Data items
******
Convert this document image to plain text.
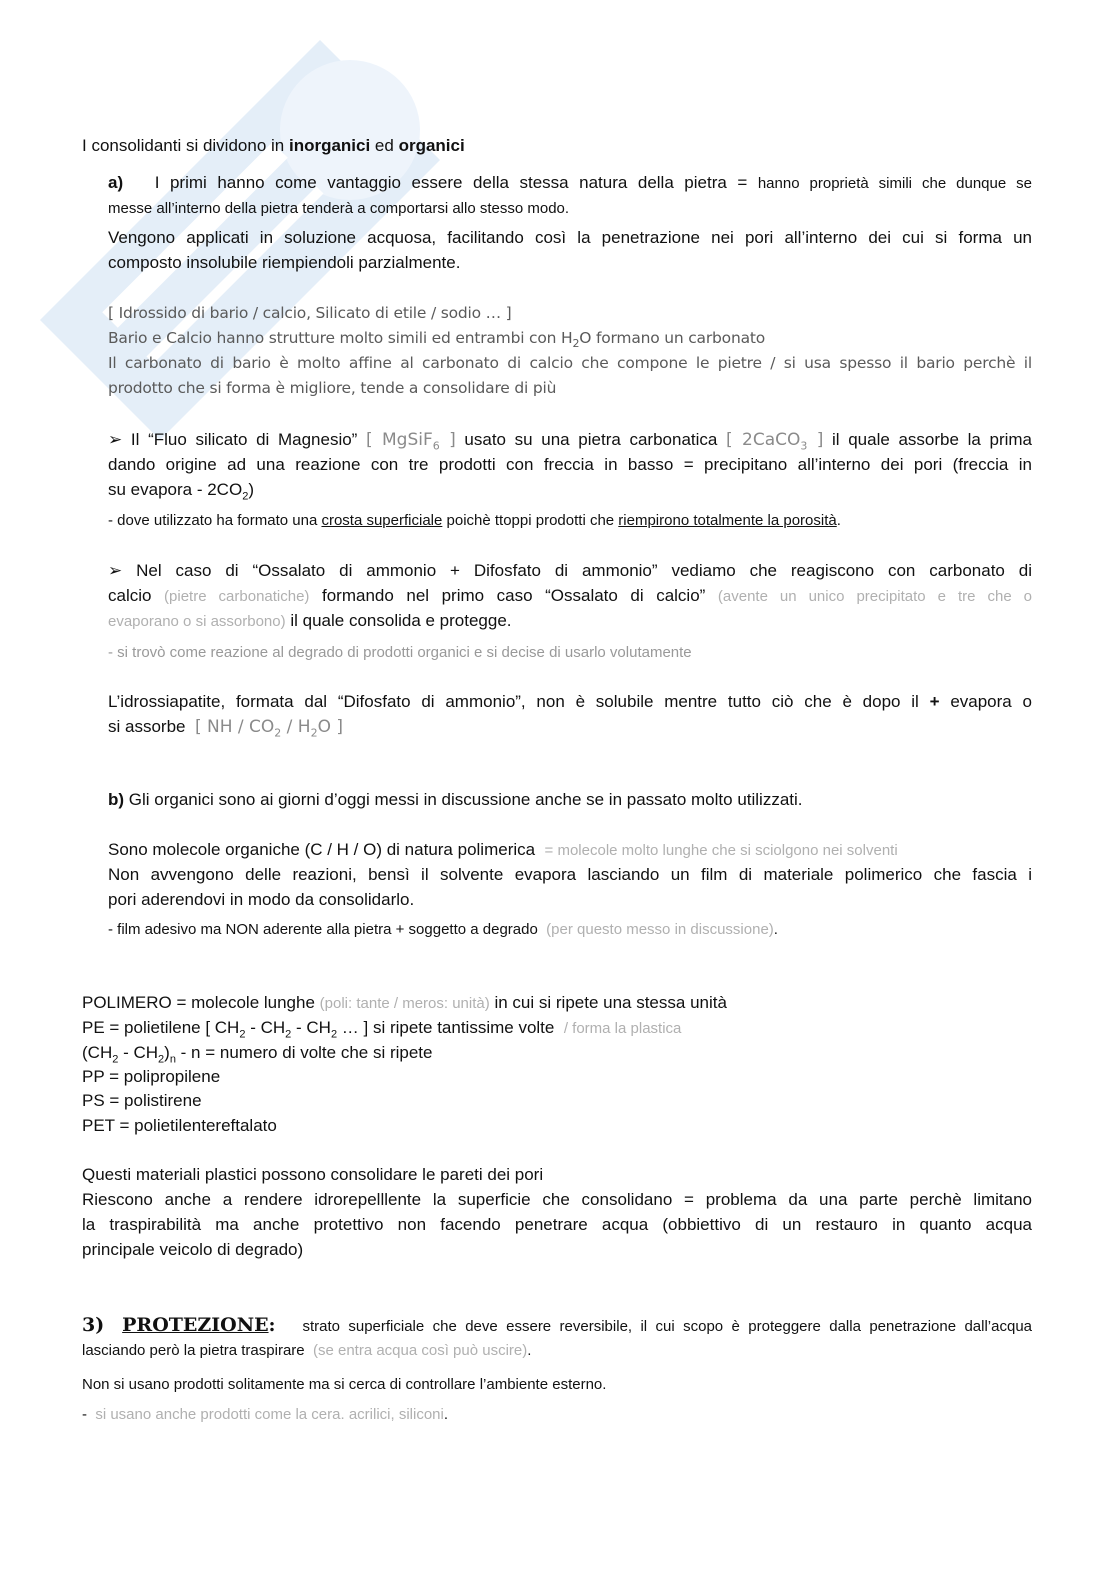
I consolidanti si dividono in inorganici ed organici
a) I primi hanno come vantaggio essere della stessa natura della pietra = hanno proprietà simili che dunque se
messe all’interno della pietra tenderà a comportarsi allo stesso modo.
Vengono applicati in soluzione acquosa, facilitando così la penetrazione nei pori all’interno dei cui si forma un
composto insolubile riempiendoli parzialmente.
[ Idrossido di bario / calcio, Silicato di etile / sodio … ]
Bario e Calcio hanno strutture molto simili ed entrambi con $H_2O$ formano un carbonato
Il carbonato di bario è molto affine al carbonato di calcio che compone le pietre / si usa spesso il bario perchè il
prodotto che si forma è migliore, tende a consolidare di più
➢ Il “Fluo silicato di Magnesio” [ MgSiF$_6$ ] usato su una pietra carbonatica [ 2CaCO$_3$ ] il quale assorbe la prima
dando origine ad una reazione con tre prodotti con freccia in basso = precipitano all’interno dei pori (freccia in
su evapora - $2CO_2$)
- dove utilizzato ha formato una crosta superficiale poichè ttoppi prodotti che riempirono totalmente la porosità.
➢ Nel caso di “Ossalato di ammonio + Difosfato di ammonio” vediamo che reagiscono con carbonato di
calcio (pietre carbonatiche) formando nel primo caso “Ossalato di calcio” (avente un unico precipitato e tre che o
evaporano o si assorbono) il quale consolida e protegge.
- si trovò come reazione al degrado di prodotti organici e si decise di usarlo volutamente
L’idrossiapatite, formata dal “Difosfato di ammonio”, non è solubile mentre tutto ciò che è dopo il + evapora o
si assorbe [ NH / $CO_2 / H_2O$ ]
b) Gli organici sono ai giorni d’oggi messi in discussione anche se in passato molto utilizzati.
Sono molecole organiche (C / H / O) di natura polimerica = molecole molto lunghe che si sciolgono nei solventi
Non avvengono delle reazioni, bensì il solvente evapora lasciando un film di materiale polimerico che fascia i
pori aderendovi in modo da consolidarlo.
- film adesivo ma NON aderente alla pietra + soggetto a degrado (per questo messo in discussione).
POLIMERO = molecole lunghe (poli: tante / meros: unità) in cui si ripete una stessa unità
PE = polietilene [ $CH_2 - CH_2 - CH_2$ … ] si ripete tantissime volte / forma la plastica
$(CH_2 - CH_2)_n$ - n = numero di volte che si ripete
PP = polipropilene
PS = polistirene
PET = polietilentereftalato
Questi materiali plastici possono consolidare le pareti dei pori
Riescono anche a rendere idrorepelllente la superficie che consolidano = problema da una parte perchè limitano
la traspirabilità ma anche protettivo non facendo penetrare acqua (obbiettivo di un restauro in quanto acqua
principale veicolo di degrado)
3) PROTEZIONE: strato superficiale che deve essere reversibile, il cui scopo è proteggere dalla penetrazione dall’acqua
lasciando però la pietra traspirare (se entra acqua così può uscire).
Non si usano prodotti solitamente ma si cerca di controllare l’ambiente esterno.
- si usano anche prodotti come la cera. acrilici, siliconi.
******
**Requirement:**
Skip the pictures and print each record exactly as it stands.

**Solution below:**
Convert this document image to plain text.
I consolidanti si dividono in inorganici ed organici
a) I primi hanno come vantaggio essere della stessa natura della pietra = hanno proprietà simili che dunque se
messe all’interno della pietra tenderà a comportarsi allo stesso modo.
Vengono applicati in soluzione acquosa, facilitando così la penetrazione nei pori all’interno dei cui si forma un
composto insolubile riempiendoli parzialmente.
[ Idrossido di bario / calcio, Silicato di etile / sodio … ]
Bario e Calcio hanno strutture molto simili ed entrambi con $H_2O$ formano un carbonato
Il carbonato di bario è molto affine al carbonato di calcio che compone le pietre / si usa spesso il bario perchè il
prodotto che si forma è migliore, tende a consolidare di più
➢ Il “Fluo silicato di Magnesio” [ MgSiF$_6$ ] usato su una pietra carbonatica [ 2CaCO$_3$ ] il quale assorbe la prima
dando origine ad una reazione con tre prodotti con freccia in basso = precipitano all’interno dei pori (freccia in
su evapora - $2CO_2$)
- dove utilizzato ha formato una crosta superficiale poichè ttoppi prodotti che riempirono totalmente la porosità.
➢ Nel caso di “Ossalato di ammonio + Difosfato di ammonio” vediamo che reagiscono con carbonato di
calcio (pietre carbonatiche) formando nel primo caso “Ossalato di calcio” (avente un unico precipitato e tre che o
evaporano o si assorbono) il quale consolida e protegge.
- si trovò come reazione al degrado di prodotti organici e si decise di usarlo volutamente
L’idrossiapatite, formata dal “Difosfato di ammonio”, non è solubile mentre tutto ciò che è dopo il + evapora o
si assorbe [ NH / $CO_2 / H_2O$ ]
b) Gli organici sono ai giorni d’oggi messi in discussione anche se in passato molto utilizzati.
Sono molecole organiche (C / H / O) di natura polimerica = molecole molto lunghe che si sciolgono nei solventi
Non avvengono delle reazioni, bensì il solvente evapora lasciando un film di materiale polimerico che fascia i
pori aderendovi in modo da consolidarlo.
- film adesivo ma NON aderente alla pietra + soggetto a degrado (per questo messo in discussione).
POLIMERO = molecole lunghe (poli: tante / meros: unità) in cui si ripete una stessa unità
PE = polietilene [ $CH_2 - CH_2 - CH_2$ … ] si ripete tantissime volte / forma la plastica
$(CH_2 - CH_2)_n$ - n = numero di volte che si ripete
PP = polipropilene
PS = polistirene
PET = polietilentereftalato
Questi materiali plastici possono consolidare le pareti dei pori
Riescono anche a rendere idrorepelllente la superficie che consolidano = problema da una parte perchè limitano
la traspirabilità ma anche protettivo non facendo penetrare acqua (obbiettivo di un restauro in quanto acqua
principale veicolo di degrado)
3) PROTEZIONE: strato superficiale che deve essere reversibile, il cui scopo è proteggere dalla penetrazione dall’acqua
lasciando però la pietra traspirare (se entra acqua così può uscire).
Non si usano prodotti solitamente ma si cerca di controllare l’ambiente esterno.
- si usano anche prodotti come la cera. acrilici, siliconi.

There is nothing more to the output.